▶ [TASK OBJECTIVE]:
Pick out the lines below that contain the string "initials" and copy them all.

** begin RECORDS SHOWN **

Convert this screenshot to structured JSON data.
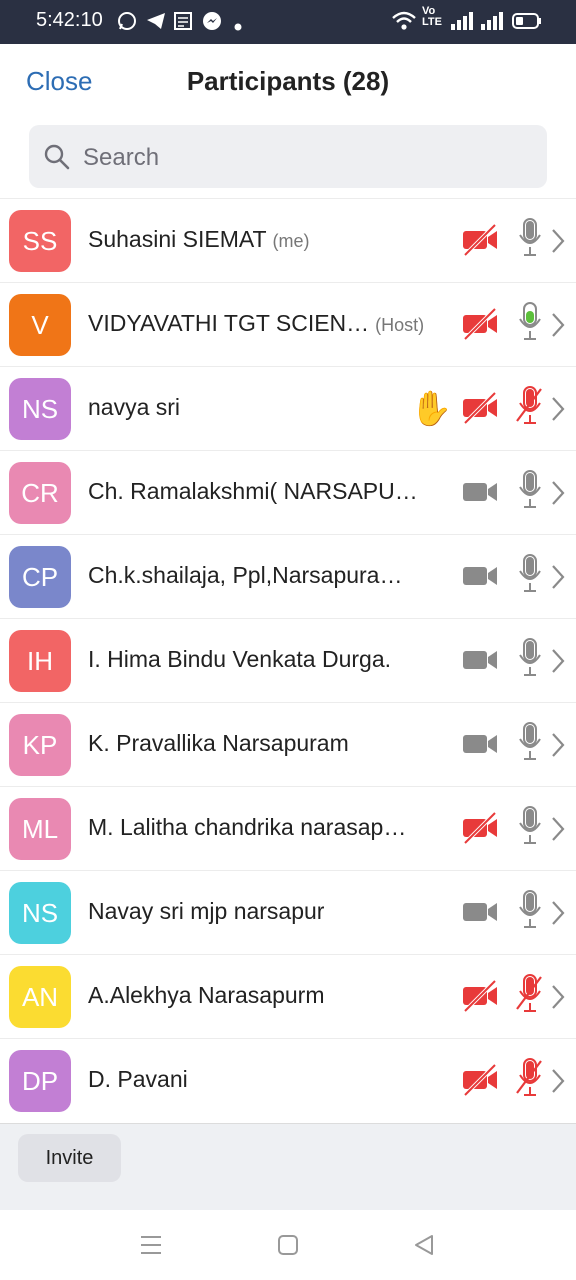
{
  "status_bar": {
    "time": "5:42:10",
    "notif_icons": [
      "whatsapp-icon",
      "telegram-icon",
      "news-icon",
      "messenger-icon",
      "dot-icon"
    ],
    "right_icons": [
      "wifi-icon",
      "volte-icon",
      "signal-icon",
      "signal-icon",
      "battery-icon"
    ],
    "volte_label": "Vo\nLTE"
  },
  "header": {
    "close_label": "Close",
    "title": "Participants (28)"
  },
  "search": {
    "placeholder": "Search"
  },
  "participants": [
    {
      "initials": "SS",
      "name": "Suhasini SIEMAT",
      "tag": "(me)",
      "color": "#f26565",
      "video": "off",
      "mic": "on-grey",
      "hand": false
    },
    {
      "initials": "V",
      "name": "VIDYAVATHI TGT  SCIEN…",
      "tag": "(Host)",
      "color": "#f07517",
      "video": "off",
      "mic": "active-green",
      "hand": false
    },
    {
      "initials": "NS",
      "name": "navya sri",
      "tag": "",
      "color": "#c27fd4",
      "video": "off",
      "mic": "muted",
      "hand": true
    },
    {
      "initials": "CR",
      "name": "Ch. Ramalakshmi( NARSAPU…",
      "tag": "",
      "color": "#e989b2",
      "video": "on",
      "mic": "on-grey",
      "hand": false
    },
    {
      "initials": "CP",
      "name": "Ch.k.shailaja, Ppl,Narsapura…",
      "tag": "",
      "color": "#7a87cb",
      "video": "on",
      "mic": "on-grey",
      "hand": false
    },
    {
      "initials": "IH",
      "name": "I. Hima Bindu Venkata Durga.",
      "tag": "",
      "color": "#f26565",
      "video": "on",
      "mic": "on-grey",
      "hand": false
    },
    {
      "initials": "KP",
      "name": "K. Pravallika Narsapuram",
      "tag": "",
      "color": "#e989b2",
      "video": "on",
      "mic": "on-grey",
      "hand": false
    },
    {
      "initials": "ML",
      "name": "M. Lalitha chandrika narasap…",
      "tag": "",
      "color": "#e989b2",
      "video": "off",
      "mic": "on-grey",
      "hand": false
    },
    {
      "initials": "NS",
      "name": "Navay sri  mjp narsapur",
      "tag": "",
      "color": "#4dd0de",
      "video": "on",
      "mic": "on-grey",
      "hand": false
    },
    {
      "initials": "AN",
      "name": "A.Alekhya Narasapurm",
      "tag": "",
      "color": "#fbdc31",
      "video": "off",
      "mic": "muted",
      "hand": false
    },
    {
      "initials": "DP",
      "name": "D. Pavani",
      "tag": "",
      "color": "#c27fd4",
      "video": "off",
      "mic": "muted",
      "hand": false
    }
  ],
  "footer": {
    "invite_label": "Invite"
  },
  "nav_icons": [
    "menu-icon",
    "home-square-icon",
    "back-triangle-icon"
  ],
  "colors": {
    "accent": "#2d6db4",
    "muted_red": "#e83a3a",
    "green": "#5cc03b",
    "grey_icon": "#8a8a8a"
  }
}
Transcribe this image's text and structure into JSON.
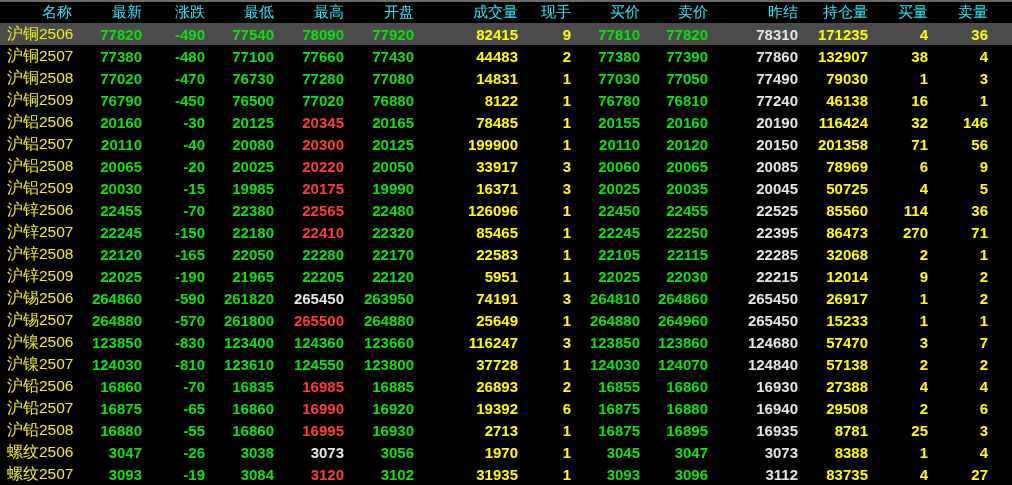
{
  "table": {
    "columns": [
      {
        "label": "名称",
        "kind": "name"
      },
      {
        "label": "最新",
        "kind": "price"
      },
      {
        "label": "涨跌",
        "kind": "price"
      },
      {
        "label": "最低",
        "kind": "price"
      },
      {
        "label": "最高",
        "kind": "price"
      },
      {
        "label": "开盘",
        "kind": "price"
      },
      {
        "label": "成交量",
        "kind": "volume"
      },
      {
        "label": "现手",
        "kind": "volume"
      },
      {
        "label": "买价",
        "kind": "price"
      },
      {
        "label": "卖价",
        "kind": "price"
      },
      {
        "label": "昨结",
        "kind": "settle"
      },
      {
        "label": "持仓量",
        "kind": "volume"
      },
      {
        "label": "买量",
        "kind": "volume"
      },
      {
        "label": "卖量",
        "kind": "volume"
      }
    ],
    "rows": [
      {
        "selected": true,
        "cells": [
          {
            "text": "沪铜2506"
          },
          {
            "text": "77820",
            "color": "#10e010"
          },
          {
            "text": "-490",
            "color": "#10e010"
          },
          {
            "text": "77540",
            "color": "#10e010"
          },
          {
            "text": "78090",
            "color": "#10e010"
          },
          {
            "text": "77920",
            "color": "#10e010"
          },
          {
            "text": "82415"
          },
          {
            "text": "9"
          },
          {
            "text": "77810",
            "color": "#10e010"
          },
          {
            "text": "77820",
            "color": "#10e010"
          },
          {
            "text": "78310"
          },
          {
            "text": "171235"
          },
          {
            "text": "4"
          },
          {
            "text": "36"
          }
        ]
      },
      {
        "selected": false,
        "cells": [
          {
            "text": "沪铜2507"
          },
          {
            "text": "77380",
            "color": "#10e010"
          },
          {
            "text": "-480",
            "color": "#10e010"
          },
          {
            "text": "77100",
            "color": "#10e010"
          },
          {
            "text": "77660",
            "color": "#10e010"
          },
          {
            "text": "77430",
            "color": "#10e010"
          },
          {
            "text": "44483"
          },
          {
            "text": "2"
          },
          {
            "text": "77380",
            "color": "#10e010"
          },
          {
            "text": "77390",
            "color": "#10e010"
          },
          {
            "text": "77860"
          },
          {
            "text": "132907"
          },
          {
            "text": "38"
          },
          {
            "text": "4"
          }
        ]
      },
      {
        "selected": false,
        "cells": [
          {
            "text": "沪铜2508"
          },
          {
            "text": "77020",
            "color": "#10e010"
          },
          {
            "text": "-470",
            "color": "#10e010"
          },
          {
            "text": "76730",
            "color": "#10e010"
          },
          {
            "text": "77280",
            "color": "#10e010"
          },
          {
            "text": "77080",
            "color": "#10e010"
          },
          {
            "text": "14831"
          },
          {
            "text": "1"
          },
          {
            "text": "77030",
            "color": "#10e010"
          },
          {
            "text": "77050",
            "color": "#10e010"
          },
          {
            "text": "77490"
          },
          {
            "text": "79030"
          },
          {
            "text": "1"
          },
          {
            "text": "3"
          }
        ]
      },
      {
        "selected": false,
        "cells": [
          {
            "text": "沪铜2509"
          },
          {
            "text": "76790",
            "color": "#10e010"
          },
          {
            "text": "-450",
            "color": "#10e010"
          },
          {
            "text": "76500",
            "color": "#10e010"
          },
          {
            "text": "77020",
            "color": "#10e010"
          },
          {
            "text": "76880",
            "color": "#10e010"
          },
          {
            "text": "8122"
          },
          {
            "text": "1"
          },
          {
            "text": "76780",
            "color": "#10e010"
          },
          {
            "text": "76810",
            "color": "#10e010"
          },
          {
            "text": "77240"
          },
          {
            "text": "46138"
          },
          {
            "text": "16"
          },
          {
            "text": "1"
          }
        ]
      },
      {
        "selected": false,
        "cells": [
          {
            "text": "沪铝2506"
          },
          {
            "text": "20160",
            "color": "#10e010"
          },
          {
            "text": "-30",
            "color": "#10e010"
          },
          {
            "text": "20125",
            "color": "#10e010"
          },
          {
            "text": "20345",
            "color": "#ff3c3c"
          },
          {
            "text": "20165",
            "color": "#10e010"
          },
          {
            "text": "78485"
          },
          {
            "text": "1"
          },
          {
            "text": "20155",
            "color": "#10e010"
          },
          {
            "text": "20160",
            "color": "#10e010"
          },
          {
            "text": "20190"
          },
          {
            "text": "116424"
          },
          {
            "text": "32"
          },
          {
            "text": "146"
          }
        ]
      },
      {
        "selected": false,
        "cells": [
          {
            "text": "沪铝2507"
          },
          {
            "text": "20110",
            "color": "#10e010"
          },
          {
            "text": "-40",
            "color": "#10e010"
          },
          {
            "text": "20080",
            "color": "#10e010"
          },
          {
            "text": "20300",
            "color": "#ff3c3c"
          },
          {
            "text": "20125",
            "color": "#10e010"
          },
          {
            "text": "199900"
          },
          {
            "text": "1"
          },
          {
            "text": "20110",
            "color": "#10e010"
          },
          {
            "text": "20120",
            "color": "#10e010"
          },
          {
            "text": "20150"
          },
          {
            "text": "201358"
          },
          {
            "text": "71"
          },
          {
            "text": "56"
          }
        ]
      },
      {
        "selected": false,
        "cells": [
          {
            "text": "沪铝2508"
          },
          {
            "text": "20065",
            "color": "#10e010"
          },
          {
            "text": "-20",
            "color": "#10e010"
          },
          {
            "text": "20025",
            "color": "#10e010"
          },
          {
            "text": "20220",
            "color": "#ff3c3c"
          },
          {
            "text": "20050",
            "color": "#10e010"
          },
          {
            "text": "33917"
          },
          {
            "text": "3"
          },
          {
            "text": "20060",
            "color": "#10e010"
          },
          {
            "text": "20065",
            "color": "#10e010"
          },
          {
            "text": "20085"
          },
          {
            "text": "78969"
          },
          {
            "text": "6"
          },
          {
            "text": "9"
          }
        ]
      },
      {
        "selected": false,
        "cells": [
          {
            "text": "沪铝2509"
          },
          {
            "text": "20030",
            "color": "#10e010"
          },
          {
            "text": "-15",
            "color": "#10e010"
          },
          {
            "text": "19985",
            "color": "#10e010"
          },
          {
            "text": "20175",
            "color": "#ff3c3c"
          },
          {
            "text": "19990",
            "color": "#10e010"
          },
          {
            "text": "16371"
          },
          {
            "text": "3"
          },
          {
            "text": "20025",
            "color": "#10e010"
          },
          {
            "text": "20035",
            "color": "#10e010"
          },
          {
            "text": "20045"
          },
          {
            "text": "50725"
          },
          {
            "text": "4"
          },
          {
            "text": "5"
          }
        ]
      },
      {
        "selected": false,
        "cells": [
          {
            "text": "沪锌2506"
          },
          {
            "text": "22455",
            "color": "#10e010"
          },
          {
            "text": "-70",
            "color": "#10e010"
          },
          {
            "text": "22380",
            "color": "#10e010"
          },
          {
            "text": "22565",
            "color": "#ff3c3c"
          },
          {
            "text": "22480",
            "color": "#10e010"
          },
          {
            "text": "126096"
          },
          {
            "text": "1"
          },
          {
            "text": "22450",
            "color": "#10e010"
          },
          {
            "text": "22455",
            "color": "#10e010"
          },
          {
            "text": "22525"
          },
          {
            "text": "85560"
          },
          {
            "text": "114"
          },
          {
            "text": "36"
          }
        ]
      },
      {
        "selected": false,
        "cells": [
          {
            "text": "沪锌2507"
          },
          {
            "text": "22245",
            "color": "#10e010"
          },
          {
            "text": "-150",
            "color": "#10e010"
          },
          {
            "text": "22180",
            "color": "#10e010"
          },
          {
            "text": "22410",
            "color": "#ff3c3c"
          },
          {
            "text": "22320",
            "color": "#10e010"
          },
          {
            "text": "85465"
          },
          {
            "text": "1"
          },
          {
            "text": "22245",
            "color": "#10e010"
          },
          {
            "text": "22250",
            "color": "#10e010"
          },
          {
            "text": "22395"
          },
          {
            "text": "86473"
          },
          {
            "text": "270"
          },
          {
            "text": "71"
          }
        ]
      },
      {
        "selected": false,
        "cells": [
          {
            "text": "沪锌2508"
          },
          {
            "text": "22120",
            "color": "#10e010"
          },
          {
            "text": "-165",
            "color": "#10e010"
          },
          {
            "text": "22050",
            "color": "#10e010"
          },
          {
            "text": "22280",
            "color": "#10e010"
          },
          {
            "text": "22170",
            "color": "#10e010"
          },
          {
            "text": "22583"
          },
          {
            "text": "1"
          },
          {
            "text": "22105",
            "color": "#10e010"
          },
          {
            "text": "22115",
            "color": "#10e010"
          },
          {
            "text": "22285"
          },
          {
            "text": "32068"
          },
          {
            "text": "2"
          },
          {
            "text": "1"
          }
        ]
      },
      {
        "selected": false,
        "cells": [
          {
            "text": "沪锌2509"
          },
          {
            "text": "22025",
            "color": "#10e010"
          },
          {
            "text": "-190",
            "color": "#10e010"
          },
          {
            "text": "21965",
            "color": "#10e010"
          },
          {
            "text": "22205",
            "color": "#10e010"
          },
          {
            "text": "22120",
            "color": "#10e010"
          },
          {
            "text": "5951"
          },
          {
            "text": "1"
          },
          {
            "text": "22025",
            "color": "#10e010"
          },
          {
            "text": "22030",
            "color": "#10e010"
          },
          {
            "text": "22215"
          },
          {
            "text": "12014"
          },
          {
            "text": "9"
          },
          {
            "text": "2"
          }
        ]
      },
      {
        "selected": false,
        "cells": [
          {
            "text": "沪锡2506"
          },
          {
            "text": "264860",
            "color": "#10e010"
          },
          {
            "text": "-590",
            "color": "#10e010"
          },
          {
            "text": "261820",
            "color": "#10e010"
          },
          {
            "text": "265450",
            "color": "#e6e6e6"
          },
          {
            "text": "263950",
            "color": "#10e010"
          },
          {
            "text": "74191"
          },
          {
            "text": "3"
          },
          {
            "text": "264810",
            "color": "#10e010"
          },
          {
            "text": "264860",
            "color": "#10e010"
          },
          {
            "text": "265450"
          },
          {
            "text": "26917"
          },
          {
            "text": "1"
          },
          {
            "text": "2"
          }
        ]
      },
      {
        "selected": false,
        "cells": [
          {
            "text": "沪锡2507"
          },
          {
            "text": "264880",
            "color": "#10e010"
          },
          {
            "text": "-570",
            "color": "#10e010"
          },
          {
            "text": "261800",
            "color": "#10e010"
          },
          {
            "text": "265500",
            "color": "#ff3c3c"
          },
          {
            "text": "264880",
            "color": "#10e010"
          },
          {
            "text": "25649"
          },
          {
            "text": "1"
          },
          {
            "text": "264880",
            "color": "#10e010"
          },
          {
            "text": "264960",
            "color": "#10e010"
          },
          {
            "text": "265450"
          },
          {
            "text": "15233"
          },
          {
            "text": "1"
          },
          {
            "text": "1"
          }
        ]
      },
      {
        "selected": false,
        "cells": [
          {
            "text": "沪镍2506"
          },
          {
            "text": "123850",
            "color": "#10e010"
          },
          {
            "text": "-830",
            "color": "#10e010"
          },
          {
            "text": "123400",
            "color": "#10e010"
          },
          {
            "text": "124360",
            "color": "#10e010"
          },
          {
            "text": "123660",
            "color": "#10e010"
          },
          {
            "text": "116247"
          },
          {
            "text": "3"
          },
          {
            "text": "123850",
            "color": "#10e010"
          },
          {
            "text": "123860",
            "color": "#10e010"
          },
          {
            "text": "124680"
          },
          {
            "text": "57470"
          },
          {
            "text": "3"
          },
          {
            "text": "7"
          }
        ]
      },
      {
        "selected": false,
        "cells": [
          {
            "text": "沪镍2507"
          },
          {
            "text": "124030",
            "color": "#10e010"
          },
          {
            "text": "-810",
            "color": "#10e010"
          },
          {
            "text": "123610",
            "color": "#10e010"
          },
          {
            "text": "124550",
            "color": "#10e010"
          },
          {
            "text": "123800",
            "color": "#10e010"
          },
          {
            "text": "37728"
          },
          {
            "text": "1"
          },
          {
            "text": "124030",
            "color": "#10e010"
          },
          {
            "text": "124070",
            "color": "#10e010"
          },
          {
            "text": "124840"
          },
          {
            "text": "57138"
          },
          {
            "text": "2"
          },
          {
            "text": "2"
          }
        ]
      },
      {
        "selected": false,
        "cells": [
          {
            "text": "沪铅2506"
          },
          {
            "text": "16860",
            "color": "#10e010"
          },
          {
            "text": "-70",
            "color": "#10e010"
          },
          {
            "text": "16835",
            "color": "#10e010"
          },
          {
            "text": "16985",
            "color": "#ff3c3c"
          },
          {
            "text": "16885",
            "color": "#10e010"
          },
          {
            "text": "26893"
          },
          {
            "text": "2"
          },
          {
            "text": "16855",
            "color": "#10e010"
          },
          {
            "text": "16860",
            "color": "#10e010"
          },
          {
            "text": "16930"
          },
          {
            "text": "27388"
          },
          {
            "text": "4"
          },
          {
            "text": "4"
          }
        ]
      },
      {
        "selected": false,
        "cells": [
          {
            "text": "沪铅2507"
          },
          {
            "text": "16875",
            "color": "#10e010"
          },
          {
            "text": "-65",
            "color": "#10e010"
          },
          {
            "text": "16860",
            "color": "#10e010"
          },
          {
            "text": "16990",
            "color": "#ff3c3c"
          },
          {
            "text": "16920",
            "color": "#10e010"
          },
          {
            "text": "19392"
          },
          {
            "text": "6"
          },
          {
            "text": "16875",
            "color": "#10e010"
          },
          {
            "text": "16880",
            "color": "#10e010"
          },
          {
            "text": "16940"
          },
          {
            "text": "29508"
          },
          {
            "text": "2"
          },
          {
            "text": "6"
          }
        ]
      },
      {
        "selected": false,
        "cells": [
          {
            "text": "沪铅2508"
          },
          {
            "text": "16880",
            "color": "#10e010"
          },
          {
            "text": "-55",
            "color": "#10e010"
          },
          {
            "text": "16860",
            "color": "#10e010"
          },
          {
            "text": "16995",
            "color": "#ff3c3c"
          },
          {
            "text": "16930",
            "color": "#10e010"
          },
          {
            "text": "2713"
          },
          {
            "text": "1"
          },
          {
            "text": "16875",
            "color": "#10e010"
          },
          {
            "text": "16895",
            "color": "#10e010"
          },
          {
            "text": "16935"
          },
          {
            "text": "8781"
          },
          {
            "text": "25"
          },
          {
            "text": "3"
          }
        ]
      },
      {
        "selected": false,
        "cells": [
          {
            "text": "螺纹2506"
          },
          {
            "text": "3047",
            "color": "#10e010"
          },
          {
            "text": "-26",
            "color": "#10e010"
          },
          {
            "text": "3038",
            "color": "#10e010"
          },
          {
            "text": "3073",
            "color": "#e6e6e6"
          },
          {
            "text": "3056",
            "color": "#10e010"
          },
          {
            "text": "1970"
          },
          {
            "text": "1"
          },
          {
            "text": "3045",
            "color": "#10e010"
          },
          {
            "text": "3047",
            "color": "#10e010"
          },
          {
            "text": "3073"
          },
          {
            "text": "8388"
          },
          {
            "text": "1"
          },
          {
            "text": "4"
          }
        ]
      },
      {
        "selected": false,
        "cells": [
          {
            "text": "螺纹2507"
          },
          {
            "text": "3093",
            "color": "#10e010"
          },
          {
            "text": "-19",
            "color": "#10e010"
          },
          {
            "text": "3084",
            "color": "#10e010"
          },
          {
            "text": "3120",
            "color": "#ff3c3c"
          },
          {
            "text": "3102",
            "color": "#10e010"
          },
          {
            "text": "31935"
          },
          {
            "text": "1"
          },
          {
            "text": "3093",
            "color": "#10e010"
          },
          {
            "text": "3096",
            "color": "#10e010"
          },
          {
            "text": "3112"
          },
          {
            "text": "83735"
          },
          {
            "text": "4"
          },
          {
            "text": "27"
          }
        ]
      }
    ]
  }
}
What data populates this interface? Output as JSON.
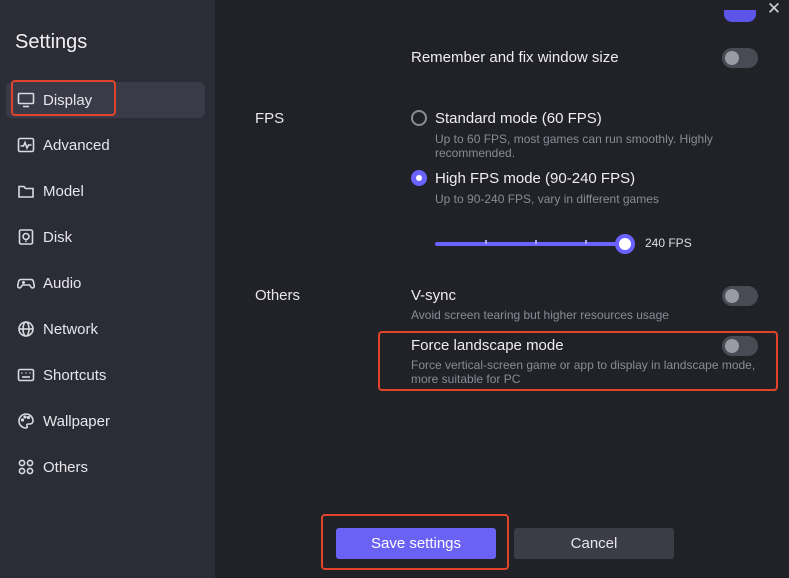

** end RECORDS SHOWN **

▶ [COMPLETE RESPONSE]:
      "initials": "SS",
      "initials": "V",
      "initials": "NS",
      "initials": "CR",
      "initials": "CP",
      "initials": "IH",
      "initials": "KP",
      "initials": "ML",
      "initials": "NS",
      "initials": "AN",
      "initials": "DP",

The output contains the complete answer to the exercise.